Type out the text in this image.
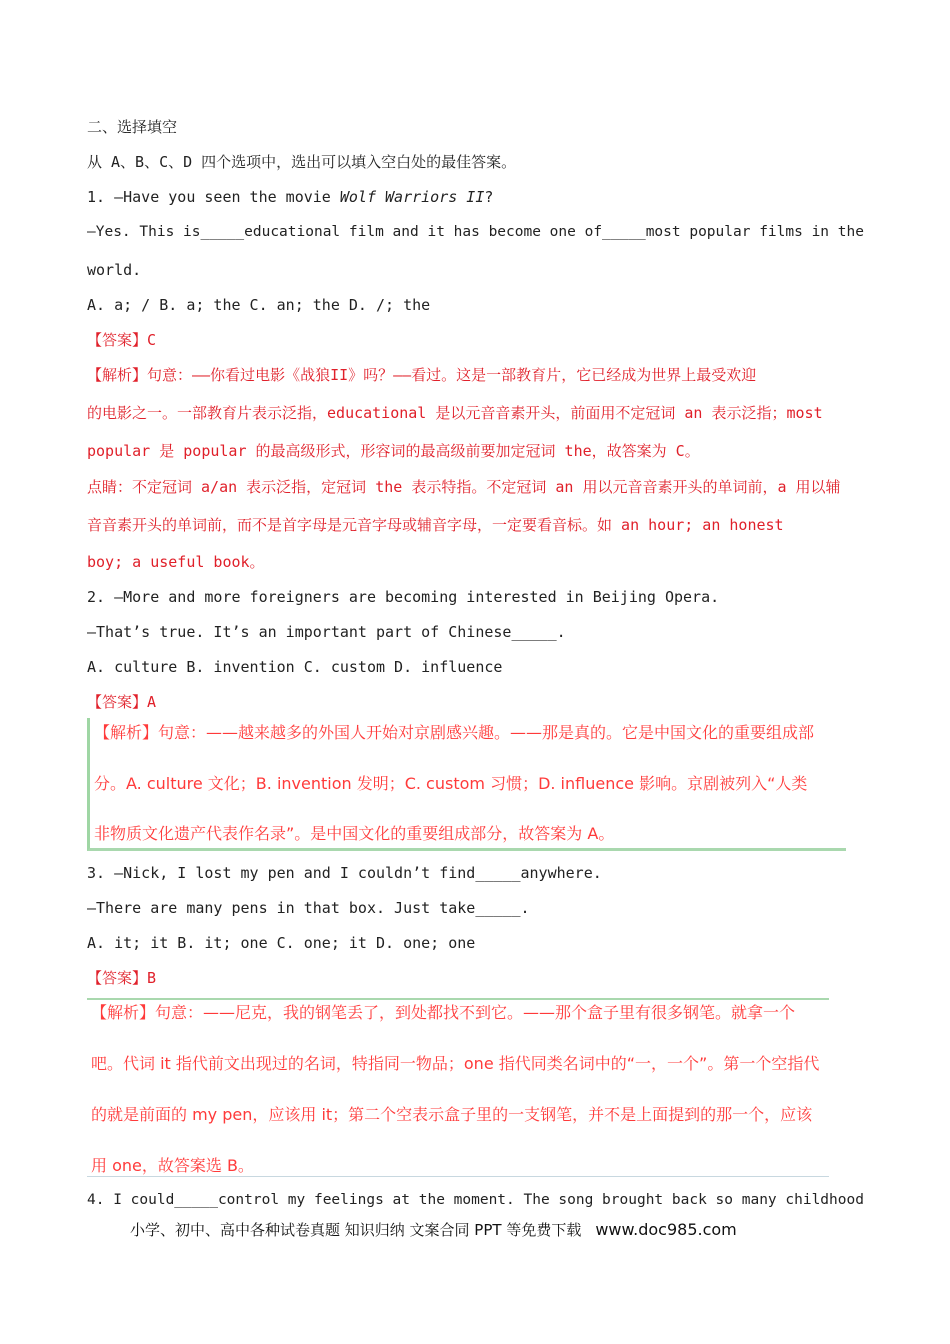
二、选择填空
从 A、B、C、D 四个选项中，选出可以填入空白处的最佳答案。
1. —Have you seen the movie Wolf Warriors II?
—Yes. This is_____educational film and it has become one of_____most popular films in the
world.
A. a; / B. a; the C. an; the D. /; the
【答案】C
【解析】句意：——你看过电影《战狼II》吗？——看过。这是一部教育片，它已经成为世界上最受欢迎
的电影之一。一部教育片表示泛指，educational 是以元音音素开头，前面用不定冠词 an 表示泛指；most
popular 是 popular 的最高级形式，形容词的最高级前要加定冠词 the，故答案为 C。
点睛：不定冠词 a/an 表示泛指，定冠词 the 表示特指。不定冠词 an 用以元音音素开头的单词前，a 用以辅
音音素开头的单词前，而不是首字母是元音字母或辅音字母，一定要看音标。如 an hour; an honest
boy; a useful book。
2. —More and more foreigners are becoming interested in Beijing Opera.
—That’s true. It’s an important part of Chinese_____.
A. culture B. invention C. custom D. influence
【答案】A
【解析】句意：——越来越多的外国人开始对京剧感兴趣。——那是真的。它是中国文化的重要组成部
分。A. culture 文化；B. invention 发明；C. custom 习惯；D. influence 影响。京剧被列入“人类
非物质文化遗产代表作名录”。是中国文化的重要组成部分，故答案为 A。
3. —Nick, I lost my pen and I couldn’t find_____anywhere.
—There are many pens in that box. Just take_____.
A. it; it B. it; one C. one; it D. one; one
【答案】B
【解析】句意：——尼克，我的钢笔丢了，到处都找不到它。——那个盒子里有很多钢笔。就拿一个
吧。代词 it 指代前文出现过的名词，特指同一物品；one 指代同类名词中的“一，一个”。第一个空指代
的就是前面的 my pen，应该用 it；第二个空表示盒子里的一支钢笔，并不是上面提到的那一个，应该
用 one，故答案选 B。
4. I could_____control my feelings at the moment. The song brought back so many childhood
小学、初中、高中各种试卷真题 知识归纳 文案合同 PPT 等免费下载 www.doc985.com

-*-

▶ WRITTEN EXERCISE:
Omit every picture, and otherwise quote the entries exactly.

▶ SOLUTION TO THIS PROBLEM:
Type out the text in this image.
二、选择填空
从 A、B、C、D 四个选项中，选出可以填入空白处的最佳答案。
1. —Have you seen the movie Wolf Warriors II?
—Yes. This is_____educational film and it has become one of_____most popular films in the
world.
A. a; / B. a; the C. an; the D. /; the
【答案】C
【解析】句意：——你看过电影《战狼II》吗？——看过。这是一部教育片，它已经成为世界上最受欢迎
的电影之一。一部教育片表示泛指，educational 是以元音音素开头，前面用不定冠词 an 表示泛指；most
popular 是 popular 的最高级形式，形容词的最高级前要加定冠词 the，故答案为 C。
点睛：不定冠词 a/an 表示泛指，定冠词 the 表示特指。不定冠词 an 用以元音音素开头的单词前，a 用以辅
音音素开头的单词前，而不是首字母是元音字母或辅音字母，一定要看音标。如 an hour; an honest
boy; a useful book。
2. —More and more foreigners are becoming interested in Beijing Opera.
—That’s true. It’s an important part of Chinese_____.
A. culture B. invention C. custom D. influence
【答案】A
【解析】句意：——越来越多的外国人开始对京剧感兴趣。——那是真的。它是中国文化的重要组成部
分。A. culture 文化；B. invention 发明；C. custom 习惯；D. influence 影响。京剧被列入“人类
非物质文化遗产代表作名录”。是中国文化的重要组成部分，故答案为 A。
3. —Nick, I lost my pen and I couldn’t find_____anywhere.
—There are many pens in that box. Just take_____.
A. it; it B. it; one C. one; it D. one; one
【答案】B
【解析】句意：——尼克，我的钢笔丢了，到处都找不到它。——那个盒子里有很多钢笔。就拿一个
吧。代词 it 指代前文出现过的名词，特指同一物品；one 指代同类名词中的“一，一个”。第一个空指代
的就是前面的 my pen，应该用 it；第二个空表示盒子里的一支钢笔，并不是上面提到的那一个，应该
用 one，故答案选 B。
4. I could_____control my feelings at the moment. The song brought back so many childhood
小学、初中、高中各种试卷真题 知识归纳 文案合同 PPT 等免费下载 www.doc985.com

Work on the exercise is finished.